■ **SET TASK**
Each line that holds the word "title" counts once; give the total number of such lines and nothing else.
"""
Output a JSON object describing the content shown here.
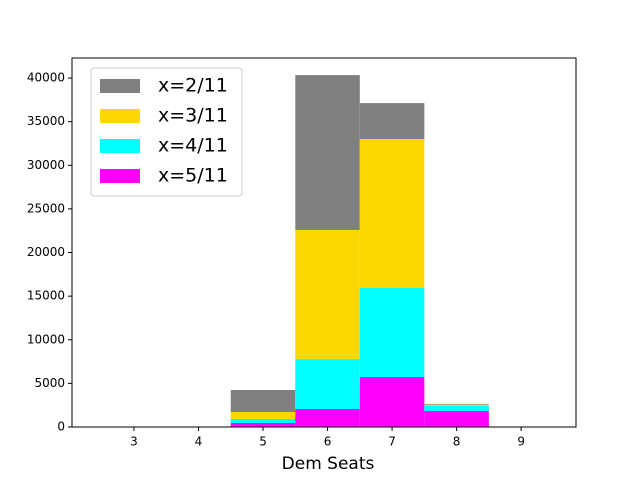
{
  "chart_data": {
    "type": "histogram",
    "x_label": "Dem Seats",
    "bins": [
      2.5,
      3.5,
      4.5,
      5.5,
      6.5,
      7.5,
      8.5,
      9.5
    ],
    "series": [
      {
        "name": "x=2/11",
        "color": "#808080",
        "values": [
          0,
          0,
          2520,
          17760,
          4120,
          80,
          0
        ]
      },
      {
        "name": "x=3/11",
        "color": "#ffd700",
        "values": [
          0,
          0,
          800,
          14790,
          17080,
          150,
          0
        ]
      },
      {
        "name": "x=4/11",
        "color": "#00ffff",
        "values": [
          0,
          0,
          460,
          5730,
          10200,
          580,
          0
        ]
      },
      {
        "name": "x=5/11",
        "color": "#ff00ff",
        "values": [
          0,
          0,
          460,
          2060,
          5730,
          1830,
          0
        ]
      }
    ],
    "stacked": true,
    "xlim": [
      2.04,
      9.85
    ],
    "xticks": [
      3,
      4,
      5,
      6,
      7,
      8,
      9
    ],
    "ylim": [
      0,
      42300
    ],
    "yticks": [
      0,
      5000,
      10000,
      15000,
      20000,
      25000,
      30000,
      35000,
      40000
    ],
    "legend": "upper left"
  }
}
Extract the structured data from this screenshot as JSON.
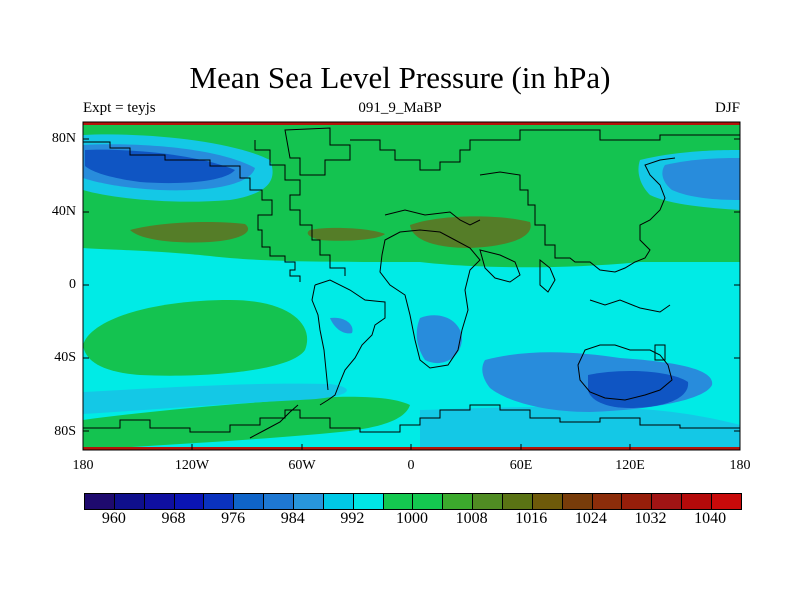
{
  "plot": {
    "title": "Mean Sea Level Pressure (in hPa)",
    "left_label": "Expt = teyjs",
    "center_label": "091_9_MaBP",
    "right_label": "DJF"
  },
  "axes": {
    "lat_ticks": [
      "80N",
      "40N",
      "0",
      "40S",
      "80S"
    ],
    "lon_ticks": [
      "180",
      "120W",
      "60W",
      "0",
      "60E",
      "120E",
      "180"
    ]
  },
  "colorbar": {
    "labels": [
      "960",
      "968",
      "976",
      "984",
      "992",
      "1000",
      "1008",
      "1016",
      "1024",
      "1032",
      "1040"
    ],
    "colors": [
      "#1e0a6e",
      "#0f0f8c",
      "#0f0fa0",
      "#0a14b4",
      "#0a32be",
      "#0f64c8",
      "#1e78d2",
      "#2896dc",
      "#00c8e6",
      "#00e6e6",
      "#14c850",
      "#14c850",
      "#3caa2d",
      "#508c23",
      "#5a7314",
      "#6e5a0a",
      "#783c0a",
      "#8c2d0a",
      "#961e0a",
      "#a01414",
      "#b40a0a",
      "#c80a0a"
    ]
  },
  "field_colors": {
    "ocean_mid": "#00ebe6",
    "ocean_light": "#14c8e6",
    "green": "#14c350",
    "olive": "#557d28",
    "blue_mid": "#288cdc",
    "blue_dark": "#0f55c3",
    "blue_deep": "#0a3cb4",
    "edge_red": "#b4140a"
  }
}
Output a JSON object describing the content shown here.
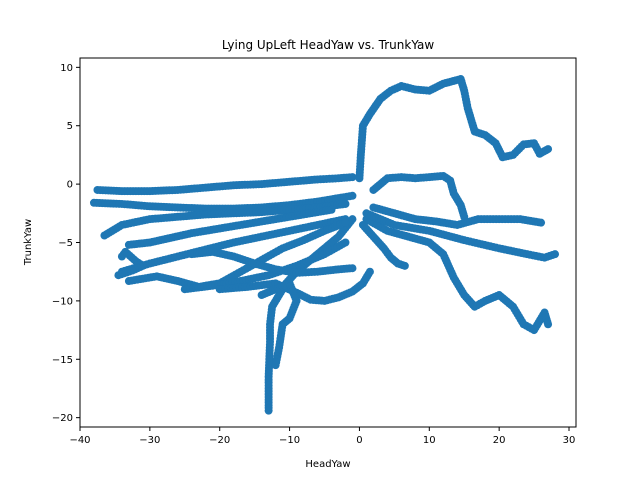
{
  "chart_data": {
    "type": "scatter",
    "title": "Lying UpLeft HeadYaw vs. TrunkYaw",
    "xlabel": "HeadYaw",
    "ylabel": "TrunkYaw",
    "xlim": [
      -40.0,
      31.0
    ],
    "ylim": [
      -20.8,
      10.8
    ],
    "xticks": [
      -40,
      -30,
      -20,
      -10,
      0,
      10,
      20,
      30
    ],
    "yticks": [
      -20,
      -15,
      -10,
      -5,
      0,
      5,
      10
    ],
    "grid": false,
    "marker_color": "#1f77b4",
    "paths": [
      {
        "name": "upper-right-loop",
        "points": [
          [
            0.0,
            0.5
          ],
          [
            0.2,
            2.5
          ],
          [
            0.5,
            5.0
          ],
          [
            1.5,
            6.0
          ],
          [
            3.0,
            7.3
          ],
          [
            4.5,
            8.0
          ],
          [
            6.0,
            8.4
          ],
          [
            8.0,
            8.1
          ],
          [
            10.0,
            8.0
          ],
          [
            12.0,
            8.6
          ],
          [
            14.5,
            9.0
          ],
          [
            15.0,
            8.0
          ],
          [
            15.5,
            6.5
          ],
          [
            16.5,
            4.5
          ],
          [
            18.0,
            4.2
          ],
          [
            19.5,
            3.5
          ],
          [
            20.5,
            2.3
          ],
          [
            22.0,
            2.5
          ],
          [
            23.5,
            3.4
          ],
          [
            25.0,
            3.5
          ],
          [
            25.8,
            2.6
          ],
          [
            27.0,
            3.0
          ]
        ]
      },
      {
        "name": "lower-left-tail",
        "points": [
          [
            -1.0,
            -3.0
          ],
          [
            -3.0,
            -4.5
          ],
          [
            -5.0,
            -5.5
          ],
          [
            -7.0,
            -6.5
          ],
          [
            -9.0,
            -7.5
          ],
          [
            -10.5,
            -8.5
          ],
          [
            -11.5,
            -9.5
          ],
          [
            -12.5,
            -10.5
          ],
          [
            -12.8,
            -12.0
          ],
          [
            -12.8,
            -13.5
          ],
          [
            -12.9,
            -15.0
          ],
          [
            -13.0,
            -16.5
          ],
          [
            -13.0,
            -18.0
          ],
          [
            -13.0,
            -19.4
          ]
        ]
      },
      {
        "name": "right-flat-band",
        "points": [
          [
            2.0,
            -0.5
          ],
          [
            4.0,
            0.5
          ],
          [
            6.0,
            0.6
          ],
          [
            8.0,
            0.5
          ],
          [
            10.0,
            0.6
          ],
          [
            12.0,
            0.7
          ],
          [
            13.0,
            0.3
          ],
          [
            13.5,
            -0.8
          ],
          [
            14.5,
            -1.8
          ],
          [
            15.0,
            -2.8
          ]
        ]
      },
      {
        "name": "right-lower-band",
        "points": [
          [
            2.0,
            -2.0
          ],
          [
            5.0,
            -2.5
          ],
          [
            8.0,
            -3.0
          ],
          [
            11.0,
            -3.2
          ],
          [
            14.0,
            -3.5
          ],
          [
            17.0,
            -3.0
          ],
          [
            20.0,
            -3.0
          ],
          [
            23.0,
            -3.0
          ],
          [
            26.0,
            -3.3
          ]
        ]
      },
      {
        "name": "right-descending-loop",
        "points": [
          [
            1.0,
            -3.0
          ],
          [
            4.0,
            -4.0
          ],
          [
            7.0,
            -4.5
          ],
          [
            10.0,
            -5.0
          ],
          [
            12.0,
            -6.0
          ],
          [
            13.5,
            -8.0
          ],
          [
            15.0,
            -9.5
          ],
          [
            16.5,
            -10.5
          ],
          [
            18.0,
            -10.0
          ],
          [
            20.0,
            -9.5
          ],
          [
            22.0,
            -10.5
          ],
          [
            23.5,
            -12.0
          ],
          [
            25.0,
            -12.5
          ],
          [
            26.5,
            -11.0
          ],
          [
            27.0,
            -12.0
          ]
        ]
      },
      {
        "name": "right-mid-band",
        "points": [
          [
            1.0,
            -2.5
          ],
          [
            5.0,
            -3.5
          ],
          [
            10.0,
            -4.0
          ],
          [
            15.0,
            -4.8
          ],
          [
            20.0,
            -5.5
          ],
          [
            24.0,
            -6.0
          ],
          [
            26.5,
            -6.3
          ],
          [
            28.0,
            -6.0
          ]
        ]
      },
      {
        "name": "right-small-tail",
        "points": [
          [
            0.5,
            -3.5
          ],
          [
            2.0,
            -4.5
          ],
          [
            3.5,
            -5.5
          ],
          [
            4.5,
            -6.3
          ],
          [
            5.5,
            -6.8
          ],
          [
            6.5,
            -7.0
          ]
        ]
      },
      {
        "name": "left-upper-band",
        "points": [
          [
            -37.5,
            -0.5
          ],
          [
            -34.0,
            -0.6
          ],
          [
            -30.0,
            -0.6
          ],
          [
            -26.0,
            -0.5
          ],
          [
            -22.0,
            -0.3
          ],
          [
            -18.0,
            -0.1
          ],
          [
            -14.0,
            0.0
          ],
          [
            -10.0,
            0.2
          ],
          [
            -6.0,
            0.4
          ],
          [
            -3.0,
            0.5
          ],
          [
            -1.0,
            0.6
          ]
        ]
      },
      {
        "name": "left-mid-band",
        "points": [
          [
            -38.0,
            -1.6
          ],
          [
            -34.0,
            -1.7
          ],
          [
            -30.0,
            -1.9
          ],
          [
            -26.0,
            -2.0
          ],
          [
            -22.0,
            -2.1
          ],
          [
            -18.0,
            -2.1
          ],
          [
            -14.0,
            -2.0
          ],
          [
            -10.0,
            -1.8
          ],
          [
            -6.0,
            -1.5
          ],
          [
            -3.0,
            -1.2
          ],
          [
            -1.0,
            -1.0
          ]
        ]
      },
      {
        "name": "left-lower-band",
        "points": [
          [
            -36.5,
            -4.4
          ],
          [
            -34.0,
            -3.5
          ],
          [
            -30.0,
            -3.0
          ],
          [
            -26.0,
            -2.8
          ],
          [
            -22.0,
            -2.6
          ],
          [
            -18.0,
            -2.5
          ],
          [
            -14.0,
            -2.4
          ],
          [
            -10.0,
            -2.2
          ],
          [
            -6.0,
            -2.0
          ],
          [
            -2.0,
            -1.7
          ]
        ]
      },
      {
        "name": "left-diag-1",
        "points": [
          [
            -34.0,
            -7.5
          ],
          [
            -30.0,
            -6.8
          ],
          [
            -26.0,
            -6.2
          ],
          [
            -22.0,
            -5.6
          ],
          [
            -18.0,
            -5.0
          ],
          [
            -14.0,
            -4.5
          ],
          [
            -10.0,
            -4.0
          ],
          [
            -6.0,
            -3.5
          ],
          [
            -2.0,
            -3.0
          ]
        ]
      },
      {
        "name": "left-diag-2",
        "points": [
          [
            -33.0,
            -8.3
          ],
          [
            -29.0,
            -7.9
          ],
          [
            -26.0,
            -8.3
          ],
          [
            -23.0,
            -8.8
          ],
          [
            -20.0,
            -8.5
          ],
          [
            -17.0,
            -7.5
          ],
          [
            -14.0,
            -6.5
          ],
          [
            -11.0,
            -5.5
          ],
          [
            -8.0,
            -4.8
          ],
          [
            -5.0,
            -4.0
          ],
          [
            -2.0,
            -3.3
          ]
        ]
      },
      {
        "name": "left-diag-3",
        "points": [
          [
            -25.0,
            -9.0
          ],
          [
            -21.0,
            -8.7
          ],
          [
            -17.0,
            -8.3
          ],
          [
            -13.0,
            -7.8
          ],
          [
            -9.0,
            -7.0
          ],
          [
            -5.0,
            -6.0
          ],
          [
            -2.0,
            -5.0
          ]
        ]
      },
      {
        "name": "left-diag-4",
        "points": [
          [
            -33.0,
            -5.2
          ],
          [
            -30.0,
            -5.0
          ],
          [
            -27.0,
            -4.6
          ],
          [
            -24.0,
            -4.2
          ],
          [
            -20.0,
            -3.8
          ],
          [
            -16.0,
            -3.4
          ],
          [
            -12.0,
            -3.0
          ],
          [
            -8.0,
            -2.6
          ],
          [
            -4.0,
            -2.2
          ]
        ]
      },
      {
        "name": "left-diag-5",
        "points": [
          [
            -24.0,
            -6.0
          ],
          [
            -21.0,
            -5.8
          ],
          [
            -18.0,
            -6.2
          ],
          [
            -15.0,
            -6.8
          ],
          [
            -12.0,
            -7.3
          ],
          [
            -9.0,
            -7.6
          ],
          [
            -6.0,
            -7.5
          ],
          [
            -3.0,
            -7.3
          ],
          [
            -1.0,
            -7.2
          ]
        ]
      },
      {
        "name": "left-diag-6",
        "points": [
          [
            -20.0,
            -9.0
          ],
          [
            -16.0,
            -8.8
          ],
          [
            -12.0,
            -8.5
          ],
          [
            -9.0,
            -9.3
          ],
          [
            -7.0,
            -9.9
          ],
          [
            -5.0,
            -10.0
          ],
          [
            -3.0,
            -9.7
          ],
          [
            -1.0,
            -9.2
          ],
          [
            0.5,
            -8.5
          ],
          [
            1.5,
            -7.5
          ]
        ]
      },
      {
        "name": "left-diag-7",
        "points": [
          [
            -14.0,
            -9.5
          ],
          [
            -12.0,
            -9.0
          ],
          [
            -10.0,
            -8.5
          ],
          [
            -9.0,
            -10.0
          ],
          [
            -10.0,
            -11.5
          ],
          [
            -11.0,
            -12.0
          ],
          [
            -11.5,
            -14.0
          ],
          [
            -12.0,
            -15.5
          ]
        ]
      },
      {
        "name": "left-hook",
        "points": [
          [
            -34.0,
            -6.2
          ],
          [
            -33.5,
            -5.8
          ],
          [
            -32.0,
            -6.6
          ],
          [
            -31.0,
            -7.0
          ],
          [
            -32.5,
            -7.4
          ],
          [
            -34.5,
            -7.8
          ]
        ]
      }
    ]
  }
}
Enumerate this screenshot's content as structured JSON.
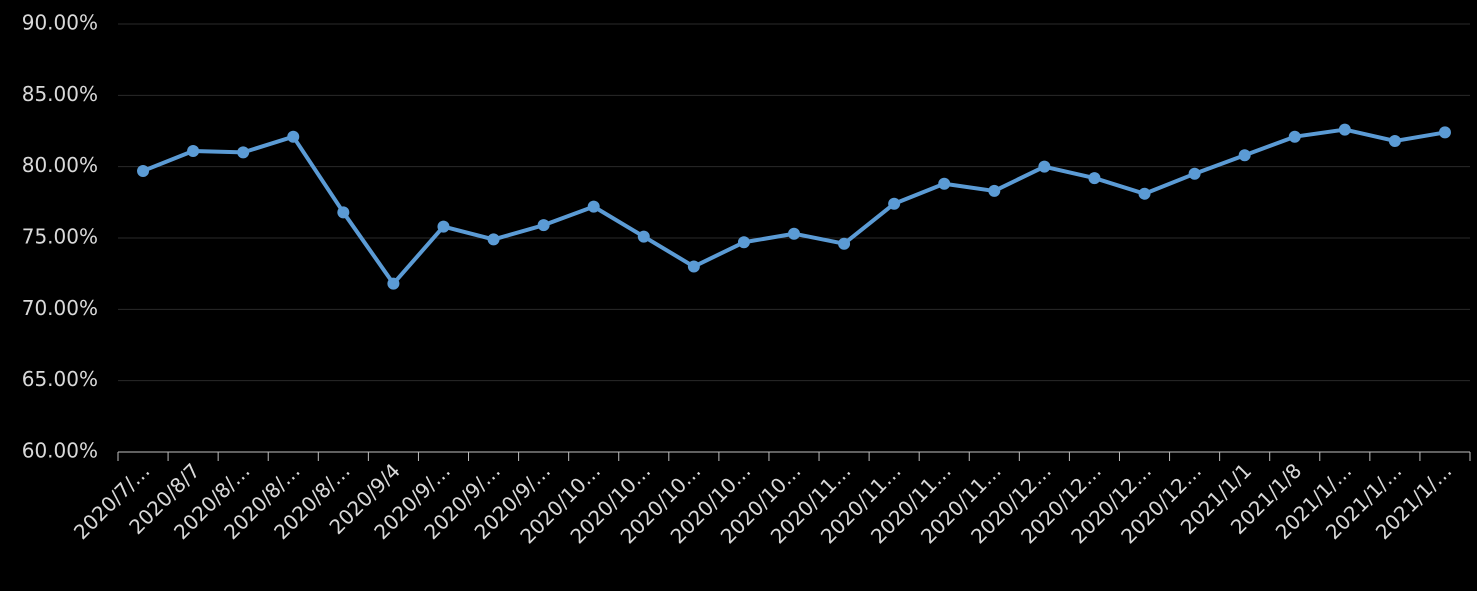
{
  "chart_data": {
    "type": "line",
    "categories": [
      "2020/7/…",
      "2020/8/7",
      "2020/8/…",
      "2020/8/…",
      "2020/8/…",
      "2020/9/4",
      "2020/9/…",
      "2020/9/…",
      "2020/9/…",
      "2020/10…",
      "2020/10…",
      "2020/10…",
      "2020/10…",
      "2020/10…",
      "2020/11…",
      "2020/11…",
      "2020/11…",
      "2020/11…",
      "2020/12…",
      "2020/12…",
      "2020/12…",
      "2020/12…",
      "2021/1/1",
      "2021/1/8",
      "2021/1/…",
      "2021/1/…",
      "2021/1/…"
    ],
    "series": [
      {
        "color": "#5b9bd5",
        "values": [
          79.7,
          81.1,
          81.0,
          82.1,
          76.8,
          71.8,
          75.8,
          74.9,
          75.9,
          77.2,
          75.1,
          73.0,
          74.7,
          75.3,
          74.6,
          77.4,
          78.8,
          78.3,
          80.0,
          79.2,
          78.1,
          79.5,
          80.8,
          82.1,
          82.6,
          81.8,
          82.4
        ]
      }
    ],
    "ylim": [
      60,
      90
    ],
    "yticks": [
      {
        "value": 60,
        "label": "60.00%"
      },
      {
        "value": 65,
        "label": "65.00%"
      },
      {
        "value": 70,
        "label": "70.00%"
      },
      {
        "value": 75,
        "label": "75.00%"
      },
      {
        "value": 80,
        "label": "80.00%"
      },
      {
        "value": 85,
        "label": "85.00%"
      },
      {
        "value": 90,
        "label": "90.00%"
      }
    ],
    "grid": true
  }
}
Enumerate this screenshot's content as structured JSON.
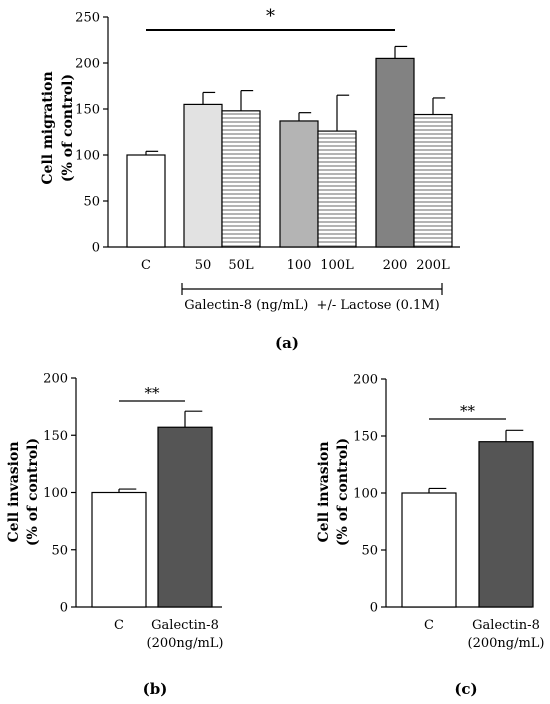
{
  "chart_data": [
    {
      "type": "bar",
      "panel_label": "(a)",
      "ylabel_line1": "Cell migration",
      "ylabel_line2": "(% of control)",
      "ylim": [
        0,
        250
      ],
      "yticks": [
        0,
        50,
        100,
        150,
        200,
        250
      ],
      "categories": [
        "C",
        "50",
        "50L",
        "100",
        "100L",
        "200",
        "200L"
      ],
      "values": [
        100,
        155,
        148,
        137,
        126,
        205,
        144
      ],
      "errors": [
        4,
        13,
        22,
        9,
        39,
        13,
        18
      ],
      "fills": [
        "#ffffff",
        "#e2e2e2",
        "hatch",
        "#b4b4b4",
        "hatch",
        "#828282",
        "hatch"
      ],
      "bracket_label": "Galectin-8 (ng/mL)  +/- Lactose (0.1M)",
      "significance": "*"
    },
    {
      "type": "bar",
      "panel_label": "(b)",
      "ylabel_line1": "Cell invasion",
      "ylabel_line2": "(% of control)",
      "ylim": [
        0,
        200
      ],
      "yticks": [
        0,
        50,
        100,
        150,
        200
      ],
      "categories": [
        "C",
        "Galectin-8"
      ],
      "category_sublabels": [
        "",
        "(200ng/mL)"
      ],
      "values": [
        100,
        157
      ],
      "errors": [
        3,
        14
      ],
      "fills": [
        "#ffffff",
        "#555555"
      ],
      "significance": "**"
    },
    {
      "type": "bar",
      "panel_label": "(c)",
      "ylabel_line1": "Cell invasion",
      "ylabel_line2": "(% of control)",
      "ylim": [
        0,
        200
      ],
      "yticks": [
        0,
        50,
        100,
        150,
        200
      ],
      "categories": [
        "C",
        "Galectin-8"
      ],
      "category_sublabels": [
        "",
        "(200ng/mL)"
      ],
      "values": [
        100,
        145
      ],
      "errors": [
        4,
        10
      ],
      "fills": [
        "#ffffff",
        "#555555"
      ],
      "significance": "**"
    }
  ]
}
"""
■ **WRITTEN RESPONSE**
2